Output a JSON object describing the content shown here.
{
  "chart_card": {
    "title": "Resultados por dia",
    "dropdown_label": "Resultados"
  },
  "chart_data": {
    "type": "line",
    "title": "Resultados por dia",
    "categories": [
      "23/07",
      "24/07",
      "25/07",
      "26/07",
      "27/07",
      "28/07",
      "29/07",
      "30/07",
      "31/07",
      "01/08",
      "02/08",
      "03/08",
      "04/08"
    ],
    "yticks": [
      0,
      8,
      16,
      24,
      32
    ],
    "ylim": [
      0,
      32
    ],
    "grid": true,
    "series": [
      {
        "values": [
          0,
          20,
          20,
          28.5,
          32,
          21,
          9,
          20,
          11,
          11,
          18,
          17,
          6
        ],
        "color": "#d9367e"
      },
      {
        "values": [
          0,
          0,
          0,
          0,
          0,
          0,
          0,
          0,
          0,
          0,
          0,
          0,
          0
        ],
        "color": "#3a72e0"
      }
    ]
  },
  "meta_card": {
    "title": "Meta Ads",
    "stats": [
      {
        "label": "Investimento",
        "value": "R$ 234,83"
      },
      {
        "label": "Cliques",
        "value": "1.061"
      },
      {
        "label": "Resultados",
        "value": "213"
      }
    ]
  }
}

AIM OF THE EXERCISE = Copy all of the material word for word.

TASK SOLUTION =
Output a JSON object describing the content shown here.
{
  "chart_card": {
    "title": "Resultados por dia",
    "dropdown_label": "Resultados"
  },
  "chart_data": {
    "type": "line",
    "title": "Resultados por dia",
    "categories": [
      "23/07",
      "24/07",
      "25/07",
      "26/07",
      "27/07",
      "28/07",
      "29/07",
      "30/07",
      "31/07",
      "01/08",
      "02/08",
      "03/08",
      "04/08"
    ],
    "yticks": [
      0,
      8,
      16,
      24,
      32
    ],
    "ylim": [
      0,
      32
    ],
    "grid": true,
    "series": [
      {
        "values": [
          0,
          20,
          20,
          28.5,
          32,
          21,
          9,
          20,
          11,
          11,
          18,
          17,
          6
        ],
        "color": "#d9367e"
      },
      {
        "values": [
          0,
          0,
          0,
          0,
          0,
          0,
          0,
          0,
          0,
          0,
          0,
          0,
          0
        ],
        "color": "#3a72e0"
      }
    ]
  },
  "meta_card": {
    "title": "Meta Ads",
    "stats": [
      {
        "label": "Investimento",
        "value": "R$ 234,83"
      },
      {
        "label": "Cliques",
        "value": "1.061"
      },
      {
        "label": "Resultados",
        "value": "213"
      }
    ]
  }
}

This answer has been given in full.